[Your goal]:
Copy out every line in which the string "Verification" occurs.
[START Supplied information]
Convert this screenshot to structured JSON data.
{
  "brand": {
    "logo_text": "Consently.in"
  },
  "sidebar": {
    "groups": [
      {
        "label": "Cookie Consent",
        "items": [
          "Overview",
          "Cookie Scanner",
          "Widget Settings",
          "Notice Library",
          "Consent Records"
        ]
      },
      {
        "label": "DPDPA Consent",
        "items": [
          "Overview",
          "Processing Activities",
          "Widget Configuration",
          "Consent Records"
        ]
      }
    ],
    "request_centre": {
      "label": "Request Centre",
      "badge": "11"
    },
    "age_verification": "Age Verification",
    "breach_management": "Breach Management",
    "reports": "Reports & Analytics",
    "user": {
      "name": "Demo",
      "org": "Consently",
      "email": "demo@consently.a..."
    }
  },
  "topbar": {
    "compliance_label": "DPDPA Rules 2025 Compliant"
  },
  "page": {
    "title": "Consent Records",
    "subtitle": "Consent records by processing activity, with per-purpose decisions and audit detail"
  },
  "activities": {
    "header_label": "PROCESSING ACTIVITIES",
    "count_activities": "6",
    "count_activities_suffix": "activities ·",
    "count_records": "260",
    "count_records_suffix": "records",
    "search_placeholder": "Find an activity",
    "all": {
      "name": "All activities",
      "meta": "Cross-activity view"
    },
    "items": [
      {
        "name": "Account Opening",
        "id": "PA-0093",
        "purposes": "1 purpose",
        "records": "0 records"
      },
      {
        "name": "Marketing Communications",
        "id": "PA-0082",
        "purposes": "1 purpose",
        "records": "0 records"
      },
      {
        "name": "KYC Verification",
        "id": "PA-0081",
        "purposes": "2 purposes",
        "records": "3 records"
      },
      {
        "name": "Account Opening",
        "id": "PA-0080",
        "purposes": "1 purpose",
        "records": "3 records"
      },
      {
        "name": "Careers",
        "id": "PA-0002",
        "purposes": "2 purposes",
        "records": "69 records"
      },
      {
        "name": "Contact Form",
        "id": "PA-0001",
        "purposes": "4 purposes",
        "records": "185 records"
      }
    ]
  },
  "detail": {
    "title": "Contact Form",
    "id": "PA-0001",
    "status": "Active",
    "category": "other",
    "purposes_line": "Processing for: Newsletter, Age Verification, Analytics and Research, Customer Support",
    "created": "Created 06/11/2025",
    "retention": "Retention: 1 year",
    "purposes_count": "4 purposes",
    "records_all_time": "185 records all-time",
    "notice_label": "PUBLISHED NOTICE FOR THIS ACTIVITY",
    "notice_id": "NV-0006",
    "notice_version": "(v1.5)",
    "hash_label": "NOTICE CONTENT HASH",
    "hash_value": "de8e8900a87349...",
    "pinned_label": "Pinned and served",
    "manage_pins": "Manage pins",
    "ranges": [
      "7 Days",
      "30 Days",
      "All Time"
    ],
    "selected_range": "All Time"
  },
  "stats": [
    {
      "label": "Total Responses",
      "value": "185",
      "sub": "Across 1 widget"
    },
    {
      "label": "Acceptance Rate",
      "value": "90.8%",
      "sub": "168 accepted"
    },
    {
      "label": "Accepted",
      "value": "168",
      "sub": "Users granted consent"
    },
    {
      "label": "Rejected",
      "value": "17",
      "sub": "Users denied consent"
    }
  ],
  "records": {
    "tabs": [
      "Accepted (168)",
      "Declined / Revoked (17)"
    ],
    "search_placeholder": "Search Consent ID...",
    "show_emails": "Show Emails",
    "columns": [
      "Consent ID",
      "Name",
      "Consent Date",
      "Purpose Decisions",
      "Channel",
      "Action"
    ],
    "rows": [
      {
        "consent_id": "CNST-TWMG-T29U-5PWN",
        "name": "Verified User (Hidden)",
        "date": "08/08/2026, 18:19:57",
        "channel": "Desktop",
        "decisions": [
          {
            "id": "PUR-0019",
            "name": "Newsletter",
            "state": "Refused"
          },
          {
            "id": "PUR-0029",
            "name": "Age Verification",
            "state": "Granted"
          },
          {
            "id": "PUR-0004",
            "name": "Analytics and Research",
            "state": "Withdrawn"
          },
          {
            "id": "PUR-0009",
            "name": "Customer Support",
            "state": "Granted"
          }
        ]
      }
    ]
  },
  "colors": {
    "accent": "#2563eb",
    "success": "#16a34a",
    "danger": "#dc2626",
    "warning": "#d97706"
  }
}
[END Supplied information]
[Exercise response]:
    "age_verification": "Age Verification",
        "name": "KYC Verification",
    "purposes_line": "Processing for: Newsletter, Age Verification, Analytics and Research, Customer Support",
            "name": "Age Verification",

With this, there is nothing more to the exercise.